Requirement ::
Collect all lines below with the string "筹备下届学生会的成立和建设".

Input ::
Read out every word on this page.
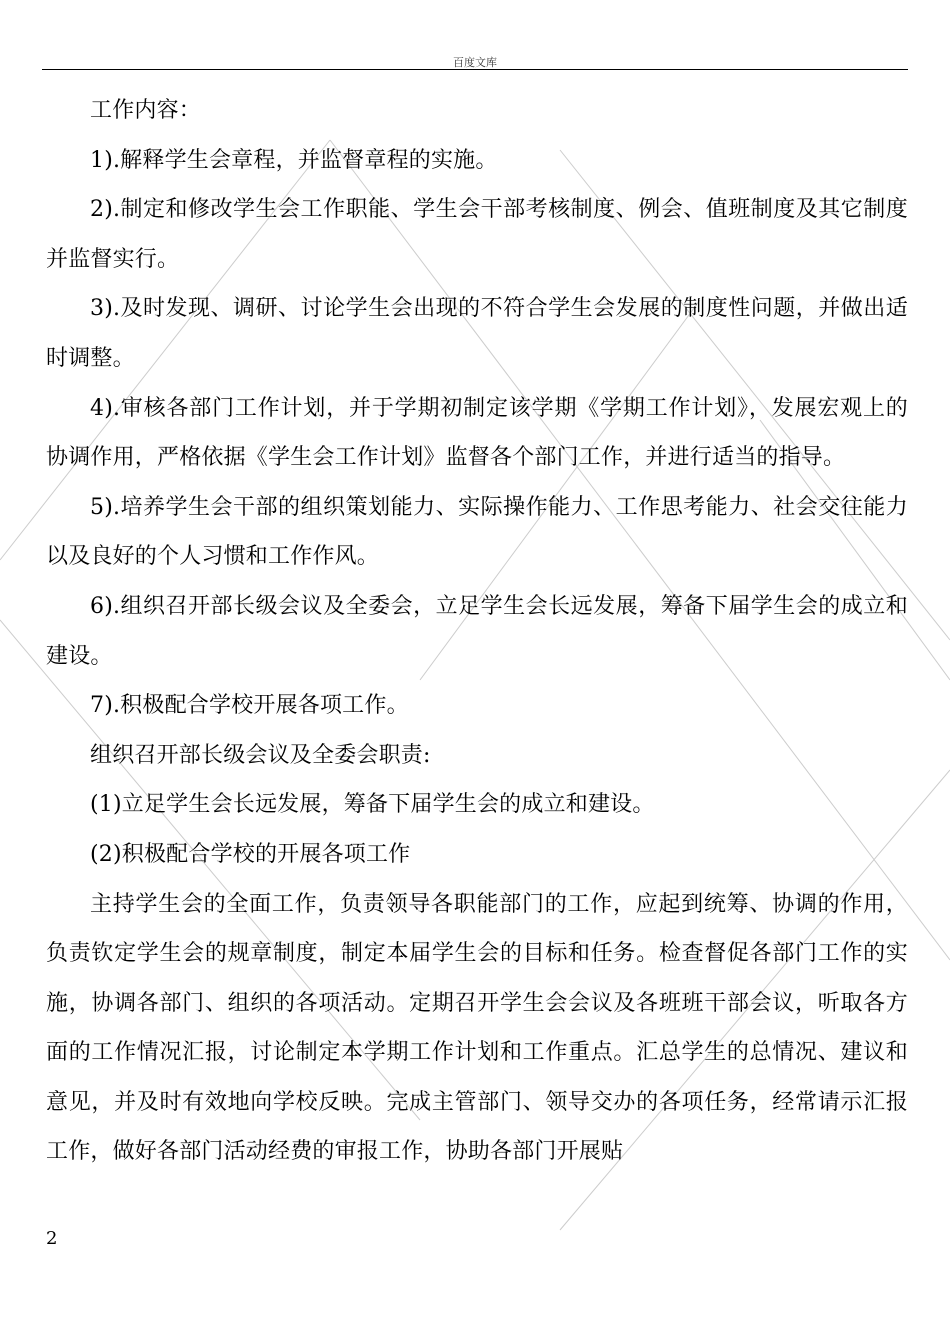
百度文库

工作内容：

1).解释学生会章程，并监督章程的实施。

2).制定和修改学生会工作职能、学生会干部考核制度、例会、值班制度及其它制度并监督实行。

3).及时发现、调研、讨论学生会出现的不符合学生会发展的制度性问题，并做出适时调整。

4).审核各部门工作计划，并于学期初制定该学期《学期工作计划》，发展宏观上的协调作用，严格依据《学生会工作计划》监督各个部门工作，并进行适当的指导。

5).培养学生会干部的组织策划能力、实际操作能力、工作思考能力、社会交往能力以及良好的个人习惯和工作作风。

6).组织召开部长级会议及全委会，立足学生会长远发展，筹备下届学生会的成立和建设。

7).积极配合学校开展各项工作。

组织召开部长级会议及全委会职责:

(1)立足学生会长远发展，筹备下届学生会的成立和建设。

(2)积极配合学校的开展各项工作

主持学生会的全面工作，负责领导各职能部门的工作，应起到统筹、协调的作用，负责钦定学生会的规章制度，制定本届学生会的目标和任务。检查督促各部门工作的实施，协调各部门、组织的各项活动。定期召开学生会会议及各班班干部会议，听取各方面的工作情况汇报，讨论制定本学期工作计划和工作重点。汇总学生的总情况、建议和意见，并及时有效地向学校反映。完成主管部门、领导交办的各项任务，经常请示汇报工作，做好各部门活动经费的审报工作，协助各部门开展贴

2
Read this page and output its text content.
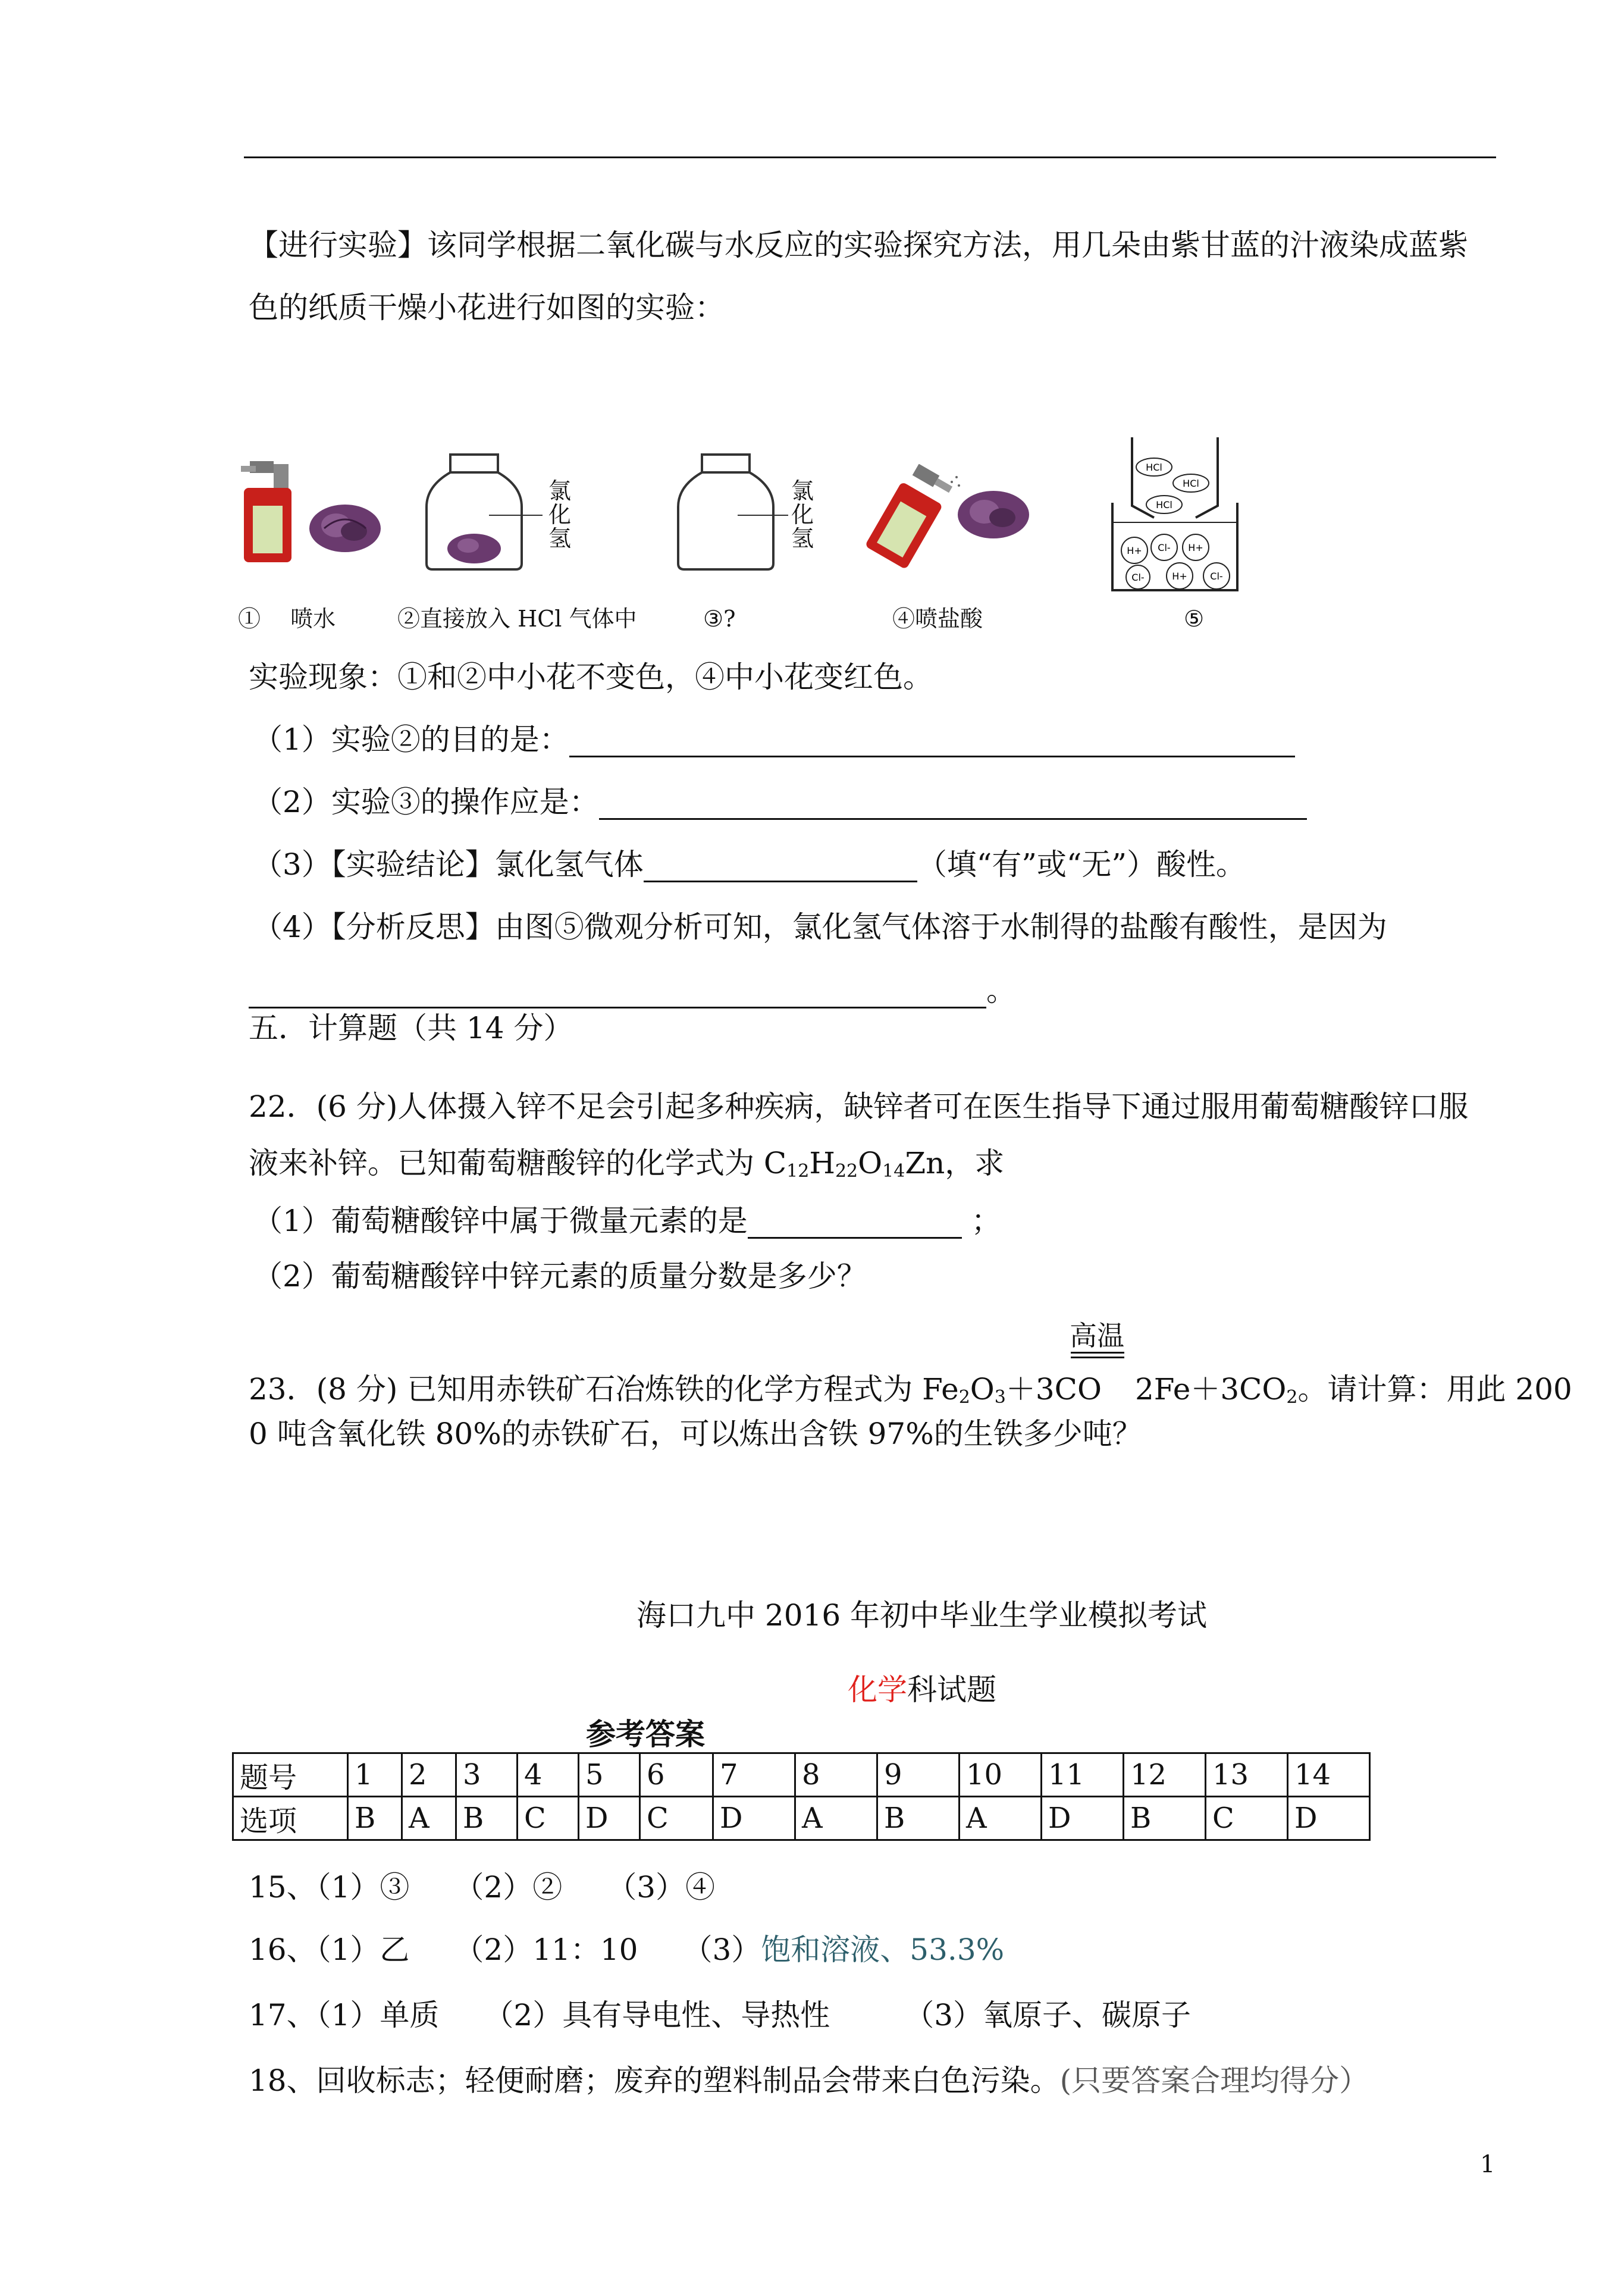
【进行实验】该同学根据二氧化碳与水反应的实验探究方法，用几朵由紫甘蓝的汁液染成蓝紫
色的纸质干燥小花进行如图的实验：
氯化氢
氯化氢
HCl
HCl
HCl
H+ Cl- H+
Cl-	H+ Cl-
①　 喷水	②直接放入 HCl 气体中	③?	④喷盐酸	⑤
实验现象：①和②中小花不变色，④中小花变红色。
（1）实验②的目的是：
（2）实验③的操作应是：
（3）【实验结论】氯化氢气体	（填“有”或“无”）酸性。
（4）【分析反思】由图⑤微观分析可知，氯化氢气体溶于水制得的盐酸有酸性，是因为
。
五．计算题（共 14 分）
22．(6 分)人体摄入锌不足会引起多种疾病，缺锌者可在医生指导下通过服用葡萄糖酸锌口服
液来补锌。已知葡萄糖酸锌的化学式为 $C_{12}H_{22}O_{14}Zn$，求
（1）葡萄糖酸锌中属于微量元素的是	；
（2）葡萄糖酸锌中锌元素的质量分数是多少？
高温
23．(8 分) 已知用赤铁矿石冶炼铁的化学方程式为 $Fe_2O_3+3CO$ $2Fe+3CO_2$。请计算：用此 200
0 吨含氧化铁 80%的赤铁矿石，可以炼出含铁 97%的生铁多少吨？
海口九中 2016 年初中毕业生学业模拟考试
化学科试题
参考答案
题号	1	2	3	4	5	6	7	8	9	10	11	12	13	14
选项	B	A	B	C	D	C	D	A	B	A	D	B	C	D
15、（1）③　　（2）②　　（3）④
16、（1）乙　　（2）11：10　　（3）饱和溶液、53.3%
17、（1）单质　　（2）具有导电性、导热性　　　（3）氧原子、碳原子
18、回收标志；轻便耐磨；废弃的塑料制品会带来白色污染。(只要答案合理均得分）
1
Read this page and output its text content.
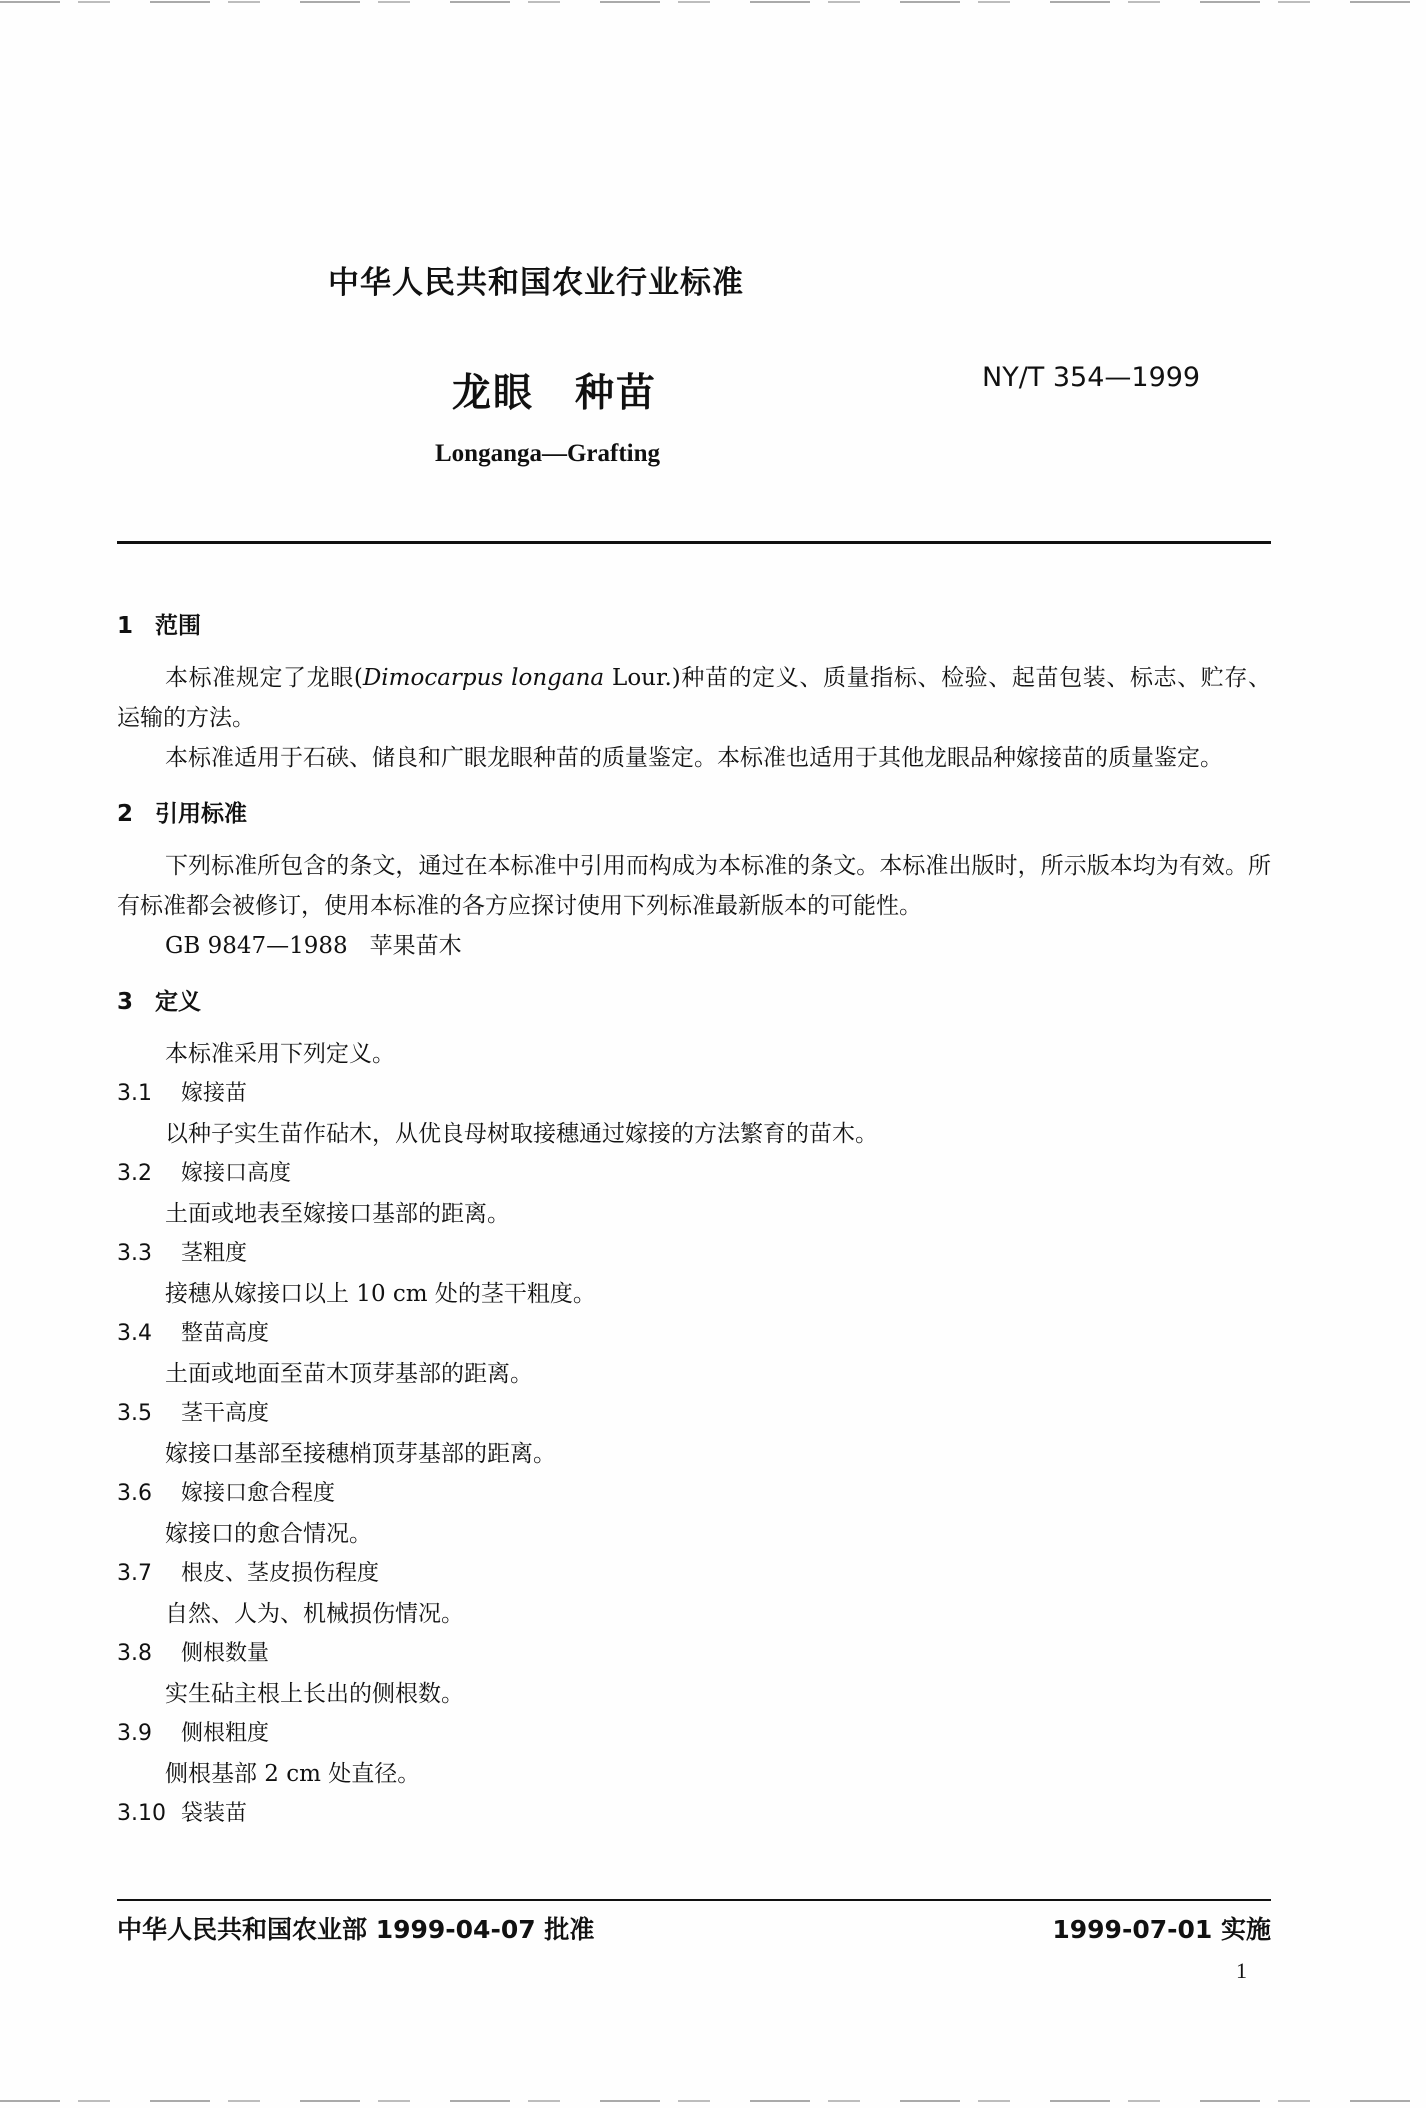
中华人民共和国农业行业标准
龙眼　种苗	NY/T 354—1999
Longanga—Grafting
1 范围
本标准规定了龙眼(Dimocarpus longana Lour.)种苗的定义、质量指标、检验、起苗包装、标志、贮存、运输的方法。
本标准适用于石硖、储良和广眼龙眼种苗的质量鉴定。本标准也适用于其他龙眼品种嫁接苗的质量鉴定。
2 引用标准
下列标准所包含的条文，通过在本标准中引用而构成为本标准的条文。本标准出版时，所示版本均为有效。所有标准都会被修订，使用本标准的各方应探讨使用下列标准最新版本的可能性。
GB 9847—1988 苹果苗木
3 定义
本标准采用下列定义。
3.1 嫁接苗
以种子实生苗作砧木，从优良母树取接穗通过嫁接的方法繁育的苗木。
3.2 嫁接口高度
土面或地表至嫁接口基部的距离。
3.3 茎粗度
接穗从嫁接口以上 10 cm 处的茎干粗度。
3.4 整苗高度
土面或地面至苗木顶芽基部的距离。
3.5 茎干高度
嫁接口基部至接穗梢顶芽基部的距离。
3.6 嫁接口愈合程度
嫁接口的愈合情况。
3.7 根皮、茎皮损伤程度
自然、人为、机械损伤情况。
3.8 侧根数量
实生砧主根上长出的侧根数。
3.9 侧根粗度
侧根基部 2 cm 处直径。
3.10 袋装苗
中华人民共和国农业部 1999-04-07 批准	1999-07-01 实施
1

Output of the exercise ::
6).组织召开部长级会议及全委会，立足学生会长远发展，筹备下届学生会的成立和建设。
(1)立足学生会长远发展，筹备下届学生会的成立和建设。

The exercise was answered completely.